_Records shown_.
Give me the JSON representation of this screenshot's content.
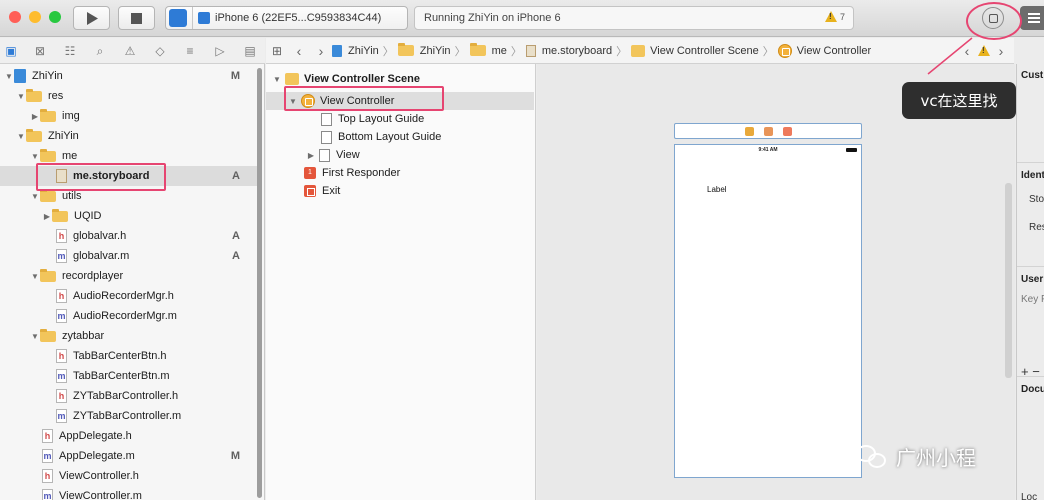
{
  "toolbar": {
    "scheme_label": "iPhone 6 (22EF5...C9593834C44)",
    "activity_text": "Running ZhiYin on iPhone 6",
    "warning_count": "7"
  },
  "navigator": {
    "rows": [
      {
        "label": "ZhiYin",
        "badge": "M"
      },
      {
        "label": "res",
        "badge": ""
      },
      {
        "label": "img",
        "badge": ""
      },
      {
        "label": "ZhiYin",
        "badge": ""
      },
      {
        "label": "me",
        "badge": ""
      },
      {
        "label": "me.storyboard",
        "badge": "A"
      },
      {
        "label": "utils",
        "badge": ""
      },
      {
        "label": "UQID",
        "badge": ""
      },
      {
        "label": "globalvar.h",
        "badge": "A"
      },
      {
        "label": "globalvar.m",
        "badge": "A"
      },
      {
        "label": "recordplayer",
        "badge": ""
      },
      {
        "label": "AudioRecorderMgr.h",
        "badge": ""
      },
      {
        "label": "AudioRecorderMgr.m",
        "badge": ""
      },
      {
        "label": "zytabbar",
        "badge": ""
      },
      {
        "label": "TabBarCenterBtn.h",
        "badge": ""
      },
      {
        "label": "TabBarCenterBtn.m",
        "badge": ""
      },
      {
        "label": "ZYTabBarController.h",
        "badge": ""
      },
      {
        "label": "ZYTabBarController.m",
        "badge": ""
      },
      {
        "label": "AppDelegate.h",
        "badge": ""
      },
      {
        "label": "AppDelegate.m",
        "badge": "M"
      },
      {
        "label": "ViewController.h",
        "badge": ""
      },
      {
        "label": "ViewController.m",
        "badge": ""
      }
    ]
  },
  "jumpbar": {
    "crumbs": [
      "ZhiYin",
      "ZhiYin",
      "me",
      "me.storyboard",
      "View Controller Scene",
      "View Controller"
    ]
  },
  "outline": {
    "scene_title": "View Controller Scene",
    "items": [
      "View Controller",
      "Top Layout Guide",
      "Bottom Layout Guide",
      "View",
      "First Responder",
      "Exit"
    ]
  },
  "canvas": {
    "status_time": "9:41 AM",
    "label_text": "Label"
  },
  "inspector": {
    "labels": [
      "Cust",
      "Ident",
      "Sto",
      "Res",
      "User",
      "Key P",
      "+ −",
      "Docu",
      "Loc"
    ]
  },
  "annotations": {
    "tooltip_text": "vc在这里找",
    "watermark_text": "广州小程",
    "accent_color": "#e64571"
  }
}
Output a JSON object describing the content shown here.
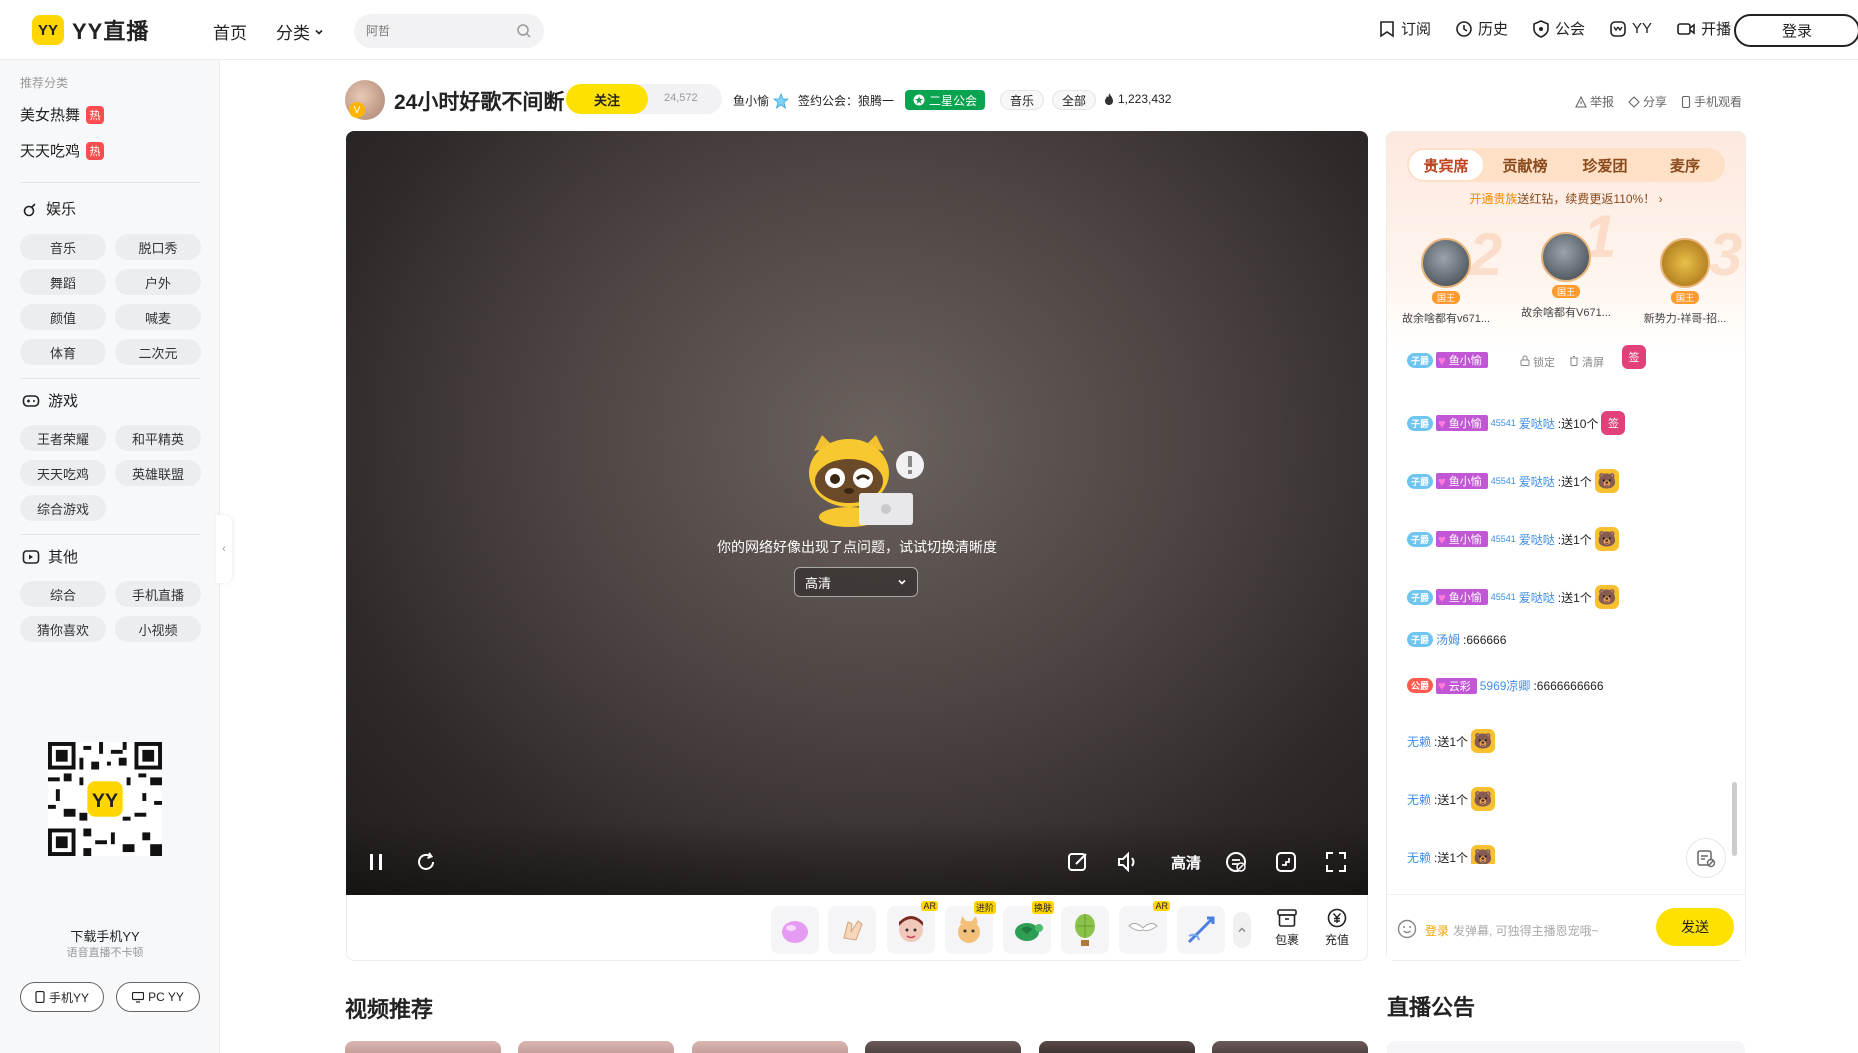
{
  "header": {
    "logo_text": "YY直播",
    "nav_home": "首页",
    "nav_category": "分类",
    "search_placeholder": "阿哲",
    "links": [
      "订阅",
      "历史",
      "公会",
      "YY",
      "开播"
    ],
    "login": "登录"
  },
  "sidebar": {
    "rec_title": "推荐分类",
    "rec_items": [
      "美女热舞",
      "天天吃鸡"
    ],
    "hot_label": "热",
    "sections": [
      {
        "title": "娱乐",
        "chips": [
          "音乐",
          "脱口秀",
          "舞蹈",
          "户外",
          "颜值",
          "喊麦",
          "体育",
          "二次元"
        ]
      },
      {
        "title": "游戏",
        "chips": [
          "王者荣耀",
          "和平精英",
          "天天吃鸡",
          "英雄联盟",
          "综合游戏"
        ]
      },
      {
        "title": "其他",
        "chips": [
          "综合",
          "手机直播",
          "猜你喜欢",
          "小视频"
        ]
      }
    ],
    "download_title": "下载手机YY",
    "download_sub": "语音直播不卡顿",
    "btn_mobile": "手机YY",
    "btn_pc": "PC YY",
    "collapse": "‹"
  },
  "room": {
    "title": "24小时好歌不间断",
    "follow": "关注",
    "follow_count": "24,572",
    "anchor": "鱼小愉",
    "guild_label": "签约公会：狼腾一",
    "star_badge": "二星公会",
    "tags": [
      "音乐",
      "全部"
    ],
    "heat": "1,223,432",
    "util_links": [
      "举报",
      "分享",
      "手机观看"
    ]
  },
  "player": {
    "error_text": "你的网络好像出现了点问题，试试切换清晰度",
    "quality_option": "高清",
    "quality_btn": "高清"
  },
  "gifts": {
    "tags": [
      "AR",
      "进阶",
      "换肤",
      "AR"
    ],
    "package": "包裹",
    "recharge": "充值"
  },
  "sections": {
    "video_rec": "视频推荐",
    "announcement": "直播公告"
  },
  "rank": {
    "tabs": [
      "贵宾席",
      "贡献榜",
      "珍爱团",
      "麦序"
    ],
    "promo_highlight": "开通贵族",
    "promo_rest": "送红钻，续费更返110%！",
    "seats": [
      {
        "name": "故余啥都有v671...",
        "badge": "国王",
        "num": "2"
      },
      {
        "name": "故余啥都有V671...",
        "badge": "国王",
        "num": "1"
      },
      {
        "name": "新势力-祥哥-招...",
        "badge": "国王",
        "num": "3"
      }
    ]
  },
  "chat": {
    "lock": "锁定",
    "clear": "清屏",
    "rows": [
      {
        "tag": "子爵",
        "fan": "鱼小愉",
        "lv": "45",
        "sup": "45541",
        "user": "爱哒哒",
        "text": ":送10个",
        "gift": "sign"
      },
      {
        "tag": "子爵",
        "fan": "鱼小愉",
        "lv": "45",
        "sup": "45541",
        "user": "爱哒哒",
        "text": ":送1个",
        "gift": "bear"
      },
      {
        "tag": "子爵",
        "fan": "鱼小愉",
        "lv": "45",
        "sup": "45541",
        "user": "爱哒哒",
        "text": ":送1个",
        "gift": "bear"
      },
      {
        "tag": "子爵",
        "fan": "鱼小愉",
        "lv": "45",
        "sup": "45541",
        "user": "爱哒哒",
        "text": ":送1个",
        "gift": "bear"
      }
    ],
    "row_tang": {
      "tag": "子爵",
      "user": "汤姆",
      "text": ":666666"
    },
    "row_gh": {
      "tag": "公爵",
      "fan": "云彩",
      "user": "5969凉卿",
      "text": ":6666666666"
    },
    "row_wl": [
      {
        "user": "无赖",
        "text": ":送1个"
      },
      {
        "user": "无赖",
        "text": ":送1个"
      },
      {
        "user": "无赖",
        "text": ":送1个"
      }
    ],
    "input_login": "登录",
    "input_placeholder": "发弹幕, 可独得主播恩宠哦~",
    "send": "发送"
  }
}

_Objective_. Restate the whole listing above exactly, except for its images.

_The answer_.
Give me the JSON representation of this screenshot's content.
{
  "toolbar": {
    "scheme_label": "iPhone 6 (22EF5...C9593834C44)",
    "activity_text": "Running ZhiYin on iPhone 6",
    "warning_count": "7"
  },
  "navigator": {
    "rows": [
      {
        "label": "ZhiYin",
        "badge": "M"
      },
      {
        "label": "res",
        "badge": ""
      },
      {
        "label": "img",
        "badge": ""
      },
      {
        "label": "ZhiYin",
        "badge": ""
      },
      {
        "label": "me",
        "badge": ""
      },
      {
        "label": "me.storyboard",
        "badge": "A"
      },
      {
        "label": "utils",
        "badge": ""
      },
      {
        "label": "UQID",
        "badge": ""
      },
      {
        "label": "globalvar.h",
        "badge": "A"
      },
      {
        "label": "globalvar.m",
        "badge": "A"
      },
      {
        "label": "recordplayer",
        "badge": ""
      },
      {
        "label": "AudioRecorderMgr.h",
        "badge": ""
      },
      {
        "label": "AudioRecorderMgr.m",
        "badge": ""
      },
      {
        "label": "zytabbar",
        "badge": ""
      },
      {
        "label": "TabBarCenterBtn.h",
        "badge": ""
      },
      {
        "label": "TabBarCenterBtn.m",
        "badge": ""
      },
      {
        "label": "ZYTabBarController.h",
        "badge": ""
      },
      {
        "label": "ZYTabBarController.m",
        "badge": ""
      },
      {
        "label": "AppDelegate.h",
        "badge": ""
      },
      {
        "label": "AppDelegate.m",
        "badge": "M"
      },
      {
        "label": "ViewController.h",
        "badge": ""
      },
      {
        "label": "ViewController.m",
        "badge": ""
      }
    ]
  },
  "jumpbar": {
    "crumbs": [
      "ZhiYin",
      "ZhiYin",
      "me",
      "me.storyboard",
      "View Controller Scene",
      "View Controller"
    ]
  },
  "outline": {
    "scene_title": "View Controller Scene",
    "items": [
      "View Controller",
      "Top Layout Guide",
      "Bottom Layout Guide",
      "View",
      "First Responder",
      "Exit"
    ]
  },
  "canvas": {
    "status_time": "9:41 AM",
    "label_text": "Label"
  },
  "inspector": {
    "labels": [
      "Cust",
      "Ident",
      "Sto",
      "Res",
      "User",
      "Key P",
      "+ −",
      "Docu",
      "Loc"
    ]
  },
  "annotations": {
    "tooltip_text": "vc在这里找",
    "watermark_text": "广州小程",
    "accent_color": "#e64571"
  }
}
Output a JSON object describing the content shown here.
{
  "header": {
    "logo_text": "YY直播",
    "nav_home": "首页",
    "nav_category": "分类",
    "search_placeholder": "阿哲",
    "links": [
      "订阅",
      "历史",
      "公会",
      "YY",
      "开播"
    ],
    "login": "登录"
  },
  "sidebar": {
    "rec_title": "推荐分类",
    "rec_items": [
      "美女热舞",
      "天天吃鸡"
    ],
    "hot_label": "热",
    "sections": [
      {
        "title": "娱乐",
        "chips": [
          "音乐",
          "脱口秀",
          "舞蹈",
          "户外",
          "颜值",
          "喊麦",
          "体育",
          "二次元"
        ]
      },
      {
        "title": "游戏",
        "chips": [
          "王者荣耀",
          "和平精英",
          "天天吃鸡",
          "英雄联盟",
          "综合游戏"
        ]
      },
      {
        "title": "其他",
        "chips": [
          "综合",
          "手机直播",
          "猜你喜欢",
          "小视频"
        ]
      }
    ],
    "download_title": "下载手机YY",
    "download_sub": "语音直播不卡顿",
    "btn_mobile": "手机YY",
    "btn_pc": "PC YY",
    "collapse": "‹"
  },
  "room": {
    "title": "24小时好歌不间断",
    "follow": "关注",
    "follow_count": "24,572",
    "anchor": "鱼小愉",
    "guild_label": "签约公会：狼腾一",
    "star_badge": "二星公会",
    "tags": [
      "音乐",
      "全部"
    ],
    "heat": "1,223,432",
    "util_links": [
      "举报",
      "分享",
      "手机观看"
    ]
  },
  "player": {
    "error_text": "你的网络好像出现了点问题，试试切换清晰度",
    "quality_option": "高清",
    "quality_btn": "高清"
  },
  "gifts": {
    "tags": [
      "AR",
      "进阶",
      "换肤",
      "AR"
    ],
    "package": "包裹",
    "recharge": "充值"
  },
  "sections": {
    "video_rec": "视频推荐",
    "announcement": "直播公告"
  },
  "rank": {
    "tabs": [
      "贵宾席",
      "贡献榜",
      "珍爱团",
      "麦序"
    ],
    "promo_highlight": "开通贵族",
    "promo_rest": "送红钻，续费更返110%！",
    "seats": [
      {
        "name": "故余啥都有v671...",
        "badge": "国王",
        "num": "2"
      },
      {
        "name": "故余啥都有V671...",
        "badge": "国王",
        "num": "1"
      },
      {
        "name": "新势力-祥哥-招...",
        "badge": "国王",
        "num": "3"
      }
    ]
  },
  "chat": {
    "lock": "锁定",
    "clear": "清屏",
    "rows": [
      {
        "tag": "子爵",
        "fan": "鱼小愉",
        "lv": "45",
        "sup": "45541",
        "user": "爱哒哒",
        "text": ":送10个",
        "gift": "sign"
      },
      {
        "tag": "子爵",
        "fan": "鱼小愉",
        "lv": "45",
        "sup": "45541",
        "user": "爱哒哒",
        "text": ":送1个",
        "gift": "bear"
      },
      {
        "tag": "子爵",
        "fan": "鱼小愉",
        "lv": "45",
        "sup": "45541",
        "user": "爱哒哒",
        "text": ":送1个",
        "gift": "bear"
      },
      {
        "tag": "子爵",
        "fan": "鱼小愉",
        "lv": "45",
        "sup": "45541",
        "user": "爱哒哒",
        "text": ":送1个",
        "gift": "bear"
      }
    ],
    "row_tang": {
      "tag": "子爵",
      "user": "汤姆",
      "text": ":666666"
    },
    "row_gh": {
      "tag": "公爵",
      "fan": "云彩",
      "user": "5969凉卿",
      "text": ":6666666666"
    },
    "row_wl": [
      {
        "user": "无赖",
        "text": ":送1个"
      },
      {
        "user": "无赖",
        "text": ":送1个"
      },
      {
        "user": "无赖",
        "text": ":送1个"
      }
    ],
    "input_login": "登录",
    "input_placeholder": "发弹幕, 可独得主播恩宠哦~",
    "send": "发送"
  }
}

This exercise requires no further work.